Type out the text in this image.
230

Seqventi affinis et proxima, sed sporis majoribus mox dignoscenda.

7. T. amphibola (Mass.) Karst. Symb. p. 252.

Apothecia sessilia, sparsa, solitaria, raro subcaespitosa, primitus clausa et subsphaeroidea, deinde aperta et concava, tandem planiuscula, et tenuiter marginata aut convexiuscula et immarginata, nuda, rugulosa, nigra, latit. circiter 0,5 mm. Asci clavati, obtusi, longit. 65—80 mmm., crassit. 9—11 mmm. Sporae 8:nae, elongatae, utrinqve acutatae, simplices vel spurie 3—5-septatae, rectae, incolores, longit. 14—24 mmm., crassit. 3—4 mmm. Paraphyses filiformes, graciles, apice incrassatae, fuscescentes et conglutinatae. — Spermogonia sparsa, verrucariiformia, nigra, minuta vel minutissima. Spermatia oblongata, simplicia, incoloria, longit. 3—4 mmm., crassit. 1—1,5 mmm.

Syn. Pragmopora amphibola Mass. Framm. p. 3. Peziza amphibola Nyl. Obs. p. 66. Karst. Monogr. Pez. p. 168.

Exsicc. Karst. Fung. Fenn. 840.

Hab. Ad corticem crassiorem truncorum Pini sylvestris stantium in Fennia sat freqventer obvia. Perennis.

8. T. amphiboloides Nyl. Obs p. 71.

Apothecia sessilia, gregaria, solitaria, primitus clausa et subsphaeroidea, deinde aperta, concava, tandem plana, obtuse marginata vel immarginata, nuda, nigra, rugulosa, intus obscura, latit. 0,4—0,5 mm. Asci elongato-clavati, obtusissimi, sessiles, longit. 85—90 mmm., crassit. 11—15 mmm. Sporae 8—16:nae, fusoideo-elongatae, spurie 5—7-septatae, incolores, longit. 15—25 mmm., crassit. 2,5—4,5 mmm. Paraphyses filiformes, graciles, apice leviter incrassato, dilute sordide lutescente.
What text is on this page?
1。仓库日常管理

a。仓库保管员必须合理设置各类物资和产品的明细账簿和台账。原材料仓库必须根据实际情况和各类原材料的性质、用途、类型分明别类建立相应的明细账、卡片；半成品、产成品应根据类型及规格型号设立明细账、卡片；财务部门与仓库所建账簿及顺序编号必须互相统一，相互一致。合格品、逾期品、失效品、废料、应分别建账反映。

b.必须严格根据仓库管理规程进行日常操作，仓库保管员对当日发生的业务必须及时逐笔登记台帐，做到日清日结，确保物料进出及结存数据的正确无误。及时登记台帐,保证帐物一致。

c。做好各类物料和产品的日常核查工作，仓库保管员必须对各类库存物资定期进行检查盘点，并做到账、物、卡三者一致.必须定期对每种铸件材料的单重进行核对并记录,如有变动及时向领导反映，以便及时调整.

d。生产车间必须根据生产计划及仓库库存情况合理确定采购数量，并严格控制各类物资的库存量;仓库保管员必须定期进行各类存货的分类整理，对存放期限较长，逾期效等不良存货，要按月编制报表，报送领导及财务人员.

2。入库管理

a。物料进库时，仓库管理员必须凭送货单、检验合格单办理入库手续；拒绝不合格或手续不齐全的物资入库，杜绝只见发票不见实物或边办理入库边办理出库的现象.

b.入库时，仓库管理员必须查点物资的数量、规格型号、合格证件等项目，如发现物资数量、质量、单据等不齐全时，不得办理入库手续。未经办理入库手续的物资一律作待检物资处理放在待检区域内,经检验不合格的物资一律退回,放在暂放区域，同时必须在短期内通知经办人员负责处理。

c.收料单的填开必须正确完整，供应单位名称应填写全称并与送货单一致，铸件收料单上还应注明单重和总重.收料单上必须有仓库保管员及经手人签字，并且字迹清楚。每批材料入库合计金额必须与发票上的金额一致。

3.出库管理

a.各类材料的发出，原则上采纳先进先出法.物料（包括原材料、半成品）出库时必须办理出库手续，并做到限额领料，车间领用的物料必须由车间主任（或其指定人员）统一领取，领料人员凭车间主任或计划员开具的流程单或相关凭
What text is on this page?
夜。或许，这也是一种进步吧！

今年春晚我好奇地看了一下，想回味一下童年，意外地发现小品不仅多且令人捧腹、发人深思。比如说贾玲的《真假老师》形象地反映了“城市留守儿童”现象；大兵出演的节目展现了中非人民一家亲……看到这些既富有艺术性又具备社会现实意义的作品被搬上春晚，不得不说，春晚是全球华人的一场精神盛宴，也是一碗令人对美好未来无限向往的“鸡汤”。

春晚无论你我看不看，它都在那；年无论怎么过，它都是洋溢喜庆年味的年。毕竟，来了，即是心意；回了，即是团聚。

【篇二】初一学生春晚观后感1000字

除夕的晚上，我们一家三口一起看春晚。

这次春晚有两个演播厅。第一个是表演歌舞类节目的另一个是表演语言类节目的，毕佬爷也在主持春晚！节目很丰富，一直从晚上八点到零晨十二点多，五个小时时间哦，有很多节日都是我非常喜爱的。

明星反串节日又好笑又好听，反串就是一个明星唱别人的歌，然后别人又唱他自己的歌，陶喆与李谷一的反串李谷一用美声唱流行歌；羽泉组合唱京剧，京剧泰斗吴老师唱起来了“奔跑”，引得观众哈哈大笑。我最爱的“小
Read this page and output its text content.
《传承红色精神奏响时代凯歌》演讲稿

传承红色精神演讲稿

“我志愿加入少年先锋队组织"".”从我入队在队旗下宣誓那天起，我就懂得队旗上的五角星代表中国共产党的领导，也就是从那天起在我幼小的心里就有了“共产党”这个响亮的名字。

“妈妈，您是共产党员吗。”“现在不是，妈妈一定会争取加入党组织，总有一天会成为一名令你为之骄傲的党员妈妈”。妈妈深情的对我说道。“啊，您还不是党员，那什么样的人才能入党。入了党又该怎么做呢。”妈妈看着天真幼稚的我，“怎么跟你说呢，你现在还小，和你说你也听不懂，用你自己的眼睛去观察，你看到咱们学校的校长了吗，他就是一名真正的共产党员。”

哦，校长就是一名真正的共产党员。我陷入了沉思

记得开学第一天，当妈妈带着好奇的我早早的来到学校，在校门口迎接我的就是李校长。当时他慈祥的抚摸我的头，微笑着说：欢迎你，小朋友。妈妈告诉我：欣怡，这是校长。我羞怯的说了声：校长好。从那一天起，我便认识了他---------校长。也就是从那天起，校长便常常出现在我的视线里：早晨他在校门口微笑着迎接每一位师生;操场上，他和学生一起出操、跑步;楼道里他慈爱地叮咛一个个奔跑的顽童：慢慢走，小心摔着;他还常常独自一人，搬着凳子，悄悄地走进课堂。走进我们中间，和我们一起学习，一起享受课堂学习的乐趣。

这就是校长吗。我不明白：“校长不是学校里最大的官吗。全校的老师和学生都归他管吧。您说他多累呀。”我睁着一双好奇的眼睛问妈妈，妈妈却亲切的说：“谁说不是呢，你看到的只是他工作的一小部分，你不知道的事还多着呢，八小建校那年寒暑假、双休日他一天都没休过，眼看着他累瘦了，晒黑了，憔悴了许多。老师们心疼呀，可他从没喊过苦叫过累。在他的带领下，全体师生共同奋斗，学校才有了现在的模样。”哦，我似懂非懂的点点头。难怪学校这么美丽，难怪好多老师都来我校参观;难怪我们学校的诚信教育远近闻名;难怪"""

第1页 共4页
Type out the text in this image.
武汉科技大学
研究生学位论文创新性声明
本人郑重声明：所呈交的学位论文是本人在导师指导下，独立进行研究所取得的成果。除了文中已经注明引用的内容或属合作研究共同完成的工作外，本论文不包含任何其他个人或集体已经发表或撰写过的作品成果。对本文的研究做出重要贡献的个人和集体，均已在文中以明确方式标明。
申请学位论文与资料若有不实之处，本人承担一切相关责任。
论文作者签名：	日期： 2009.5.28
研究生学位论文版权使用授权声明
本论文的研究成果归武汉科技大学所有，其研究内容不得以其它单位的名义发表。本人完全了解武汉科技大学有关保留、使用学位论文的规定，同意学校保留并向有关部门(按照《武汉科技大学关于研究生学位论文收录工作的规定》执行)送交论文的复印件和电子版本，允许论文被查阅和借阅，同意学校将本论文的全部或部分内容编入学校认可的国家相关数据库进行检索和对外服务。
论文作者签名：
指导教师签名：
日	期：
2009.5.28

----------------

# [Problem to work on]
Using the records above, pull out each line where the word "amphibola" occurs.

# [Exercise answer]
7. T. amphibola (Mass.) Karst. Symb. p. 252.
Syn. Pragmopora amphibola Mass. Framm. p. 3. Peziza amphibola Nyl. Obs. p. 66. Karst. Monogr. Pez. p. 168.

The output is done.